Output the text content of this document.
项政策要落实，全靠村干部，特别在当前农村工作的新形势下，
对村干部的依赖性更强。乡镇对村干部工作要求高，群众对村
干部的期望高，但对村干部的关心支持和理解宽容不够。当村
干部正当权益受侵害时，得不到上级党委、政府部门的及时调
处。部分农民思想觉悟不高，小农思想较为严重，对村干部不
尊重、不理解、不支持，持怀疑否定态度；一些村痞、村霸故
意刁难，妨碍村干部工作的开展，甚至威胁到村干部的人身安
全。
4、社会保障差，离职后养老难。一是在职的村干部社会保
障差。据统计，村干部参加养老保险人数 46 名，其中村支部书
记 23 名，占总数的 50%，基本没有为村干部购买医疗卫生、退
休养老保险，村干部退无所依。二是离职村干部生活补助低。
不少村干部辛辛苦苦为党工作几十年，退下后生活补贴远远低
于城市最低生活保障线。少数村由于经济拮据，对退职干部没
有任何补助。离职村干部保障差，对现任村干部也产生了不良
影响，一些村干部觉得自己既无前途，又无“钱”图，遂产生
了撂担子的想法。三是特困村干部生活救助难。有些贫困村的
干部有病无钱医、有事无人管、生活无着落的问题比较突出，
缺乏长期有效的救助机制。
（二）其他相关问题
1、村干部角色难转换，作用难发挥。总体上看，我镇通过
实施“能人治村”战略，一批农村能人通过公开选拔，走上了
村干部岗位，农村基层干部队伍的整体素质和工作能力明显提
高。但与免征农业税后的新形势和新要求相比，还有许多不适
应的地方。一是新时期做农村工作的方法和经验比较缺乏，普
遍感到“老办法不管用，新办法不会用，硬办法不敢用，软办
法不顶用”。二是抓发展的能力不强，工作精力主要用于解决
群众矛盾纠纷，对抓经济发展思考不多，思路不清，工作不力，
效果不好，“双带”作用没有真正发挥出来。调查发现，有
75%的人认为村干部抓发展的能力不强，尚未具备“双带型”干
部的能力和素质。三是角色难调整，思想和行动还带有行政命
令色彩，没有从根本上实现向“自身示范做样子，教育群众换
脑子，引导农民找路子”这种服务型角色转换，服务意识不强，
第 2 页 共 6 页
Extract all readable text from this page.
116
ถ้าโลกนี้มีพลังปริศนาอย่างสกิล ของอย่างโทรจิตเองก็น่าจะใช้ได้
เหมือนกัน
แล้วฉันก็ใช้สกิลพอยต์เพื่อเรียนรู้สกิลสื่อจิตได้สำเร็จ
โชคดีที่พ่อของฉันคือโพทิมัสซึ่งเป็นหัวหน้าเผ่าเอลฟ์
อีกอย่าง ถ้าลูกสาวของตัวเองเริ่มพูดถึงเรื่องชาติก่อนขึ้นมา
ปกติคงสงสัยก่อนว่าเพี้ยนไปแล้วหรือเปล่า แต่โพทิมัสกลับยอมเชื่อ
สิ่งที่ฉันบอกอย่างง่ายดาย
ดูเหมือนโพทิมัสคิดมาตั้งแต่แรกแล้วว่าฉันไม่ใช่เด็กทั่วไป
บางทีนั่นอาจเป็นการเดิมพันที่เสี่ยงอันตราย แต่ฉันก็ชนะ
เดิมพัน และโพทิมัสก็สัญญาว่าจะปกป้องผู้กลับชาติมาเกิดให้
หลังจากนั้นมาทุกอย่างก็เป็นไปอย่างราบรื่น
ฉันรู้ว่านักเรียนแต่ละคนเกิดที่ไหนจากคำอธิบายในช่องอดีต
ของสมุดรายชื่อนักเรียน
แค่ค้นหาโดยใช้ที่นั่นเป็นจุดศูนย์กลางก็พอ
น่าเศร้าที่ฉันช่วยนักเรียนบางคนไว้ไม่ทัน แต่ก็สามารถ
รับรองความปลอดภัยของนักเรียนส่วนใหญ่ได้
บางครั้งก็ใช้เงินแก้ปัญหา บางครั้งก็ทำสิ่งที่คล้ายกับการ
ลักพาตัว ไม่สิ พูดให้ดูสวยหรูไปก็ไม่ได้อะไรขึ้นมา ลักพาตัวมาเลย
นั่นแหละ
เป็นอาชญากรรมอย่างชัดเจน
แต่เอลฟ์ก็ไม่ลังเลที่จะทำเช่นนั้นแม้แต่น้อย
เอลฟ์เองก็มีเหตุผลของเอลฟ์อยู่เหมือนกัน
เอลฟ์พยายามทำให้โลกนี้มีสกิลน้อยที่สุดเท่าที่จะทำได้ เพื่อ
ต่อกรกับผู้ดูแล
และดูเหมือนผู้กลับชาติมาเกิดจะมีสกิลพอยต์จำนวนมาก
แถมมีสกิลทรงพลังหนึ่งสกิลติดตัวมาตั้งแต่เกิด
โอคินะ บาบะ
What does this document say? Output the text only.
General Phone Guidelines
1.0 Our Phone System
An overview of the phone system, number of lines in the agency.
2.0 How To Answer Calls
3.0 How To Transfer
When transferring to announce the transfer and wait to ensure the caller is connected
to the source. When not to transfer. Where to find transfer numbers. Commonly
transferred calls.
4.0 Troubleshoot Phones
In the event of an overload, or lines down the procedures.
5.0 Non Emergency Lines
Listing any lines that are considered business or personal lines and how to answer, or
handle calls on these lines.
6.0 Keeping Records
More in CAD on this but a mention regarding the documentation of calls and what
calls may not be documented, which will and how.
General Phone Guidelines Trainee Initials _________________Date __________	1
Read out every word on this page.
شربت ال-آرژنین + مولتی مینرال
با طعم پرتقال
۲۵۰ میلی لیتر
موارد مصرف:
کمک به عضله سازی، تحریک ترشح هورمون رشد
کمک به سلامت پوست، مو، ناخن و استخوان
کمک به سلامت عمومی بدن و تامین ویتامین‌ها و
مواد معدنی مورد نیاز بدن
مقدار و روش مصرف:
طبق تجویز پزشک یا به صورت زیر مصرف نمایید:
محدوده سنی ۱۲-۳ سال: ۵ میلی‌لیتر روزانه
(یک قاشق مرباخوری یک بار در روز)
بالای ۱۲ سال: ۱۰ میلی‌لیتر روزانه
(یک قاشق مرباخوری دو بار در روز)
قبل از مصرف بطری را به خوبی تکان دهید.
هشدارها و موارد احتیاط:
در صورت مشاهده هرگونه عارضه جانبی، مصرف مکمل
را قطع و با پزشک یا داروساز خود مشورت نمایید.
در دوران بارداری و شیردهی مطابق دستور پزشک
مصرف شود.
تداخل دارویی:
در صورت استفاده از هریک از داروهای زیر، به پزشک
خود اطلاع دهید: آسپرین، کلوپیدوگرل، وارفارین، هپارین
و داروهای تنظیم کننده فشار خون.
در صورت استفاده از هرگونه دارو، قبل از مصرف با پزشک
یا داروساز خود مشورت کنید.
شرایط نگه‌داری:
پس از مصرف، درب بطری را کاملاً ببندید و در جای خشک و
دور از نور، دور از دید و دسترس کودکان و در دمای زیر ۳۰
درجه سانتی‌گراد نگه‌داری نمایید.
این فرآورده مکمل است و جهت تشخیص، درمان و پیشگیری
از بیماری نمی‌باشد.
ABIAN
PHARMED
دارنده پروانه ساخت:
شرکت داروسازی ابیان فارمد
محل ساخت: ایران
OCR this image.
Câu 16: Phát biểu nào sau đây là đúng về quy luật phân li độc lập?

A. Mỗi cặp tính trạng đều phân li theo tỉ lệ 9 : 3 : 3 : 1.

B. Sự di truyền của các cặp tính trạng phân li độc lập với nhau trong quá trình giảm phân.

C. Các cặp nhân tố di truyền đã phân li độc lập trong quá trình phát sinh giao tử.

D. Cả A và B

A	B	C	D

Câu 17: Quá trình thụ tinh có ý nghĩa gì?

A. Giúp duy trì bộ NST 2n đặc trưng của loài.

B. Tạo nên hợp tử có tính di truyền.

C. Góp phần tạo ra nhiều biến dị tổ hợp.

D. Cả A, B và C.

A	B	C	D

§

• _Task brief_
Gather all lines from the records above in which "مصرف" appears.

• _Task response_
موارد مصرف:
مقدار و روش مصرف:
طبق تجویز پزشک یا به صورت زیر مصرف نمایید:
قبل از مصرف بطری را به خوبی تکان دهید.
در صورت مشاهده هرگونه عارضه جانبی، مصرف مکمل
مصرف شود.
در صورت استفاده از هرگونه دارو، قبل از مصرف با پزشک
پس از مصرف، درب بطری را کاملاً ببندید و در جای خشک و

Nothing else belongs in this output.